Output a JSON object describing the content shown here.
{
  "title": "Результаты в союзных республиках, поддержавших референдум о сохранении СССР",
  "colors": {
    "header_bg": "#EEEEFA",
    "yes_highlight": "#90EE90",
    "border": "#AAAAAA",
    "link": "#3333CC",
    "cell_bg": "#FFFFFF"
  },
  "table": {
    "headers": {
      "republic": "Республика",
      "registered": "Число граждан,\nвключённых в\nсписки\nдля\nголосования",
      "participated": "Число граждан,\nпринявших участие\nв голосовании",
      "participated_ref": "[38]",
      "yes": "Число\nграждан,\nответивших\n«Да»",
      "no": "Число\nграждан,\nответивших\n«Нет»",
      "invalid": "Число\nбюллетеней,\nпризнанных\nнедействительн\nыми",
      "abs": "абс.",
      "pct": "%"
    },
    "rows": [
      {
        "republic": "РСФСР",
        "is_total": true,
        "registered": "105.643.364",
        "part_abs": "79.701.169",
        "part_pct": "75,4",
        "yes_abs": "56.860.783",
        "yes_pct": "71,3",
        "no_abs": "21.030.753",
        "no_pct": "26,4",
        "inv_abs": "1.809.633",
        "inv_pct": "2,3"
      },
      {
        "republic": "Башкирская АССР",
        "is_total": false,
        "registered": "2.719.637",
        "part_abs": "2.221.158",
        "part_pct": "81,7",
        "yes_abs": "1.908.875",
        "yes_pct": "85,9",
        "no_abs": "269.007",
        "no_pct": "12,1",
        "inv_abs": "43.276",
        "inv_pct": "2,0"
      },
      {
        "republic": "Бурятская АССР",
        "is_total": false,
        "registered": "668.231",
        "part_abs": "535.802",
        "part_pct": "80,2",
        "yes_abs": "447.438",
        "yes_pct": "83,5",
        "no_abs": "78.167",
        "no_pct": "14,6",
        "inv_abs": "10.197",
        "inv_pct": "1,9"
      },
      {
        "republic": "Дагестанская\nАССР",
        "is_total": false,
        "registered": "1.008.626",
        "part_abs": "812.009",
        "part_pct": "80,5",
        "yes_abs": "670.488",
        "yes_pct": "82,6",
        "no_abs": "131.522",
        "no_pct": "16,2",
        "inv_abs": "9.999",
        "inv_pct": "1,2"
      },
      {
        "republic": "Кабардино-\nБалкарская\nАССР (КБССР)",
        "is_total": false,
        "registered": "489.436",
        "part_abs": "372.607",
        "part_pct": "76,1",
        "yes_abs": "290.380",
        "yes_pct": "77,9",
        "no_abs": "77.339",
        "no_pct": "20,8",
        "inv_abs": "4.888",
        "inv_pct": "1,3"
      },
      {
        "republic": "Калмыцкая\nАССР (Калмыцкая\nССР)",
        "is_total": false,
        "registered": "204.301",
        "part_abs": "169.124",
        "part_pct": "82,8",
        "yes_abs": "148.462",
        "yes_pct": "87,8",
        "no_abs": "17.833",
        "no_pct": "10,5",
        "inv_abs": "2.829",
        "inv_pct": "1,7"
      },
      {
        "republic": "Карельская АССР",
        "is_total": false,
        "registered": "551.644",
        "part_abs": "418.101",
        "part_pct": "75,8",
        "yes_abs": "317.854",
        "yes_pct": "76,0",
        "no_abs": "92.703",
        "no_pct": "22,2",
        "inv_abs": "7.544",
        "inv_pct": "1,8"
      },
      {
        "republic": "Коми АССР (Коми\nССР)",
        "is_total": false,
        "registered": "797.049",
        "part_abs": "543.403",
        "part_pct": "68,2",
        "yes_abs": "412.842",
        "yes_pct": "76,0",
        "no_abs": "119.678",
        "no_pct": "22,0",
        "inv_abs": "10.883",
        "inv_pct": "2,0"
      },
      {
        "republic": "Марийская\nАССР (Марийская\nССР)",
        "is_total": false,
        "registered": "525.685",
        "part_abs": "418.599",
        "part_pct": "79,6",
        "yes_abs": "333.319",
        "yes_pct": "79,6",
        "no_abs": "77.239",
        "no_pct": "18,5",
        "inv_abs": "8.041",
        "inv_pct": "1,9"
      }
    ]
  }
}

-------------------------

Reproduce the listing in full. Keep it exactly as written.

▶ THE COMPLETED TASK:
Output a JSON object describing the content shown here.
{
  "title": "Результаты в союзных республиках, поддержавших референдум о сохранении СССР",
  "colors": {
    "header_bg": "#EEEEFA",
    "yes_highlight": "#90EE90",
    "border": "#AAAAAA",
    "link": "#3333CC",
    "cell_bg": "#FFFFFF"
  },
  "table": {
    "headers": {
      "republic": "Республика",
      "registered": "Число граждан,\nвключённых в\nсписки\nдля\nголосования",
      "participated": "Число граждан,\nпринявших участие\nв голосовании",
      "participated_ref": "[38]",
      "yes": "Число\nграждан,\nответивших\n«Да»",
      "no": "Число\nграждан,\nответивших\n«Нет»",
      "invalid": "Число\nбюллетеней,\nпризнанных\nнедействительн\nыми",
      "abs": "абс.",
      "pct": "%"
    },
    "rows": [
      {
        "republic": "РСФСР",
        "is_total": true,
        "registered": "105.643.364",
        "part_abs": "79.701.169",
        "part_pct": "75,4",
        "yes_abs": "56.860.783",
        "yes_pct": "71,3",
        "no_abs": "21.030.753",
        "no_pct": "26,4",
        "inv_abs": "1.809.633",
        "inv_pct": "2,3"
      },
      {
        "republic": "Башкирская АССР",
        "is_total": false,
        "registered": "2.719.637",
        "part_abs": "2.221.158",
        "part_pct": "81,7",
        "yes_abs": "1.908.875",
        "yes_pct": "85,9",
        "no_abs": "269.007",
        "no_pct": "12,1",
        "inv_abs": "43.276",
        "inv_pct": "2,0"
      },
      {
        "republic": "Бурятская АССР",
        "is_total": false,
        "registered": "668.231",
        "part_abs": "535.802",
        "part_pct": "80,2",
        "yes_abs": "447.438",
        "yes_pct": "83,5",
        "no_abs": "78.167",
        "no_pct": "14,6",
        "inv_abs": "10.197",
        "inv_pct": "1,9"
      },
      {
        "republic": "Дагестанская\nАССР",
        "is_total": false,
        "registered": "1.008.626",
        "part_abs": "812.009",
        "part_pct": "80,5",
        "yes_abs": "670.488",
        "yes_pct": "82,6",
        "no_abs": "131.522",
        "no_pct": "16,2",
        "inv_abs": "9.999",
        "inv_pct": "1,2"
      },
      {
        "republic": "Кабардино-\nБалкарская\nАССР (КБССР)",
        "is_total": false,
        "registered": "489.436",
        "part_abs": "372.607",
        "part_pct": "76,1",
        "yes_abs": "290.380",
        "yes_pct": "77,9",
        "no_abs": "77.339",
        "no_pct": "20,8",
        "inv_abs": "4.888",
        "inv_pct": "1,3"
      },
      {
        "republic": "Калмыцкая\nАССР (Калмыцкая\nССР)",
        "is_total": false,
        "registered": "204.301",
        "part_abs": "169.124",
        "part_pct": "82,8",
        "yes_abs": "148.462",
        "yes_pct": "87,8",
        "no_abs": "17.833",
        "no_pct": "10,5",
        "inv_abs": "2.829",
        "inv_pct": "1,7"
      },
      {
        "republic": "Карельская АССР",
        "is_total": false,
        "registered": "551.644",
        "part_abs": "418.101",
        "part_pct": "75,8",
        "yes_abs": "317.854",
        "yes_pct": "76,0",
        "no_abs": "92.703",
        "no_pct": "22,2",
        "inv_abs": "7.544",
        "inv_pct": "1,8"
      },
      {
        "republic": "Коми АССР (Коми\nССР)",
        "is_total": false,
        "registered": "797.049",
        "part_abs": "543.403",
        "part_pct": "68,2",
        "yes_abs": "412.842",
        "yes_pct": "76,0",
        "no_abs": "119.678",
        "no_pct": "22,0",
        "inv_abs": "10.883",
        "inv_pct": "2,0"
      },
      {
        "republic": "Марийская\nАССР (Марийская\nССР)",
        "is_total": false,
        "registered": "525.685",
        "part_abs": "418.599",
        "part_pct": "79,6",
        "yes_abs": "333.319",
        "yes_pct": "79,6",
        "no_abs": "77.239",
        "no_pct": "18,5",
        "inv_abs": "8.041",
        "inv_pct": "1,9"
      }
    ]
  }
}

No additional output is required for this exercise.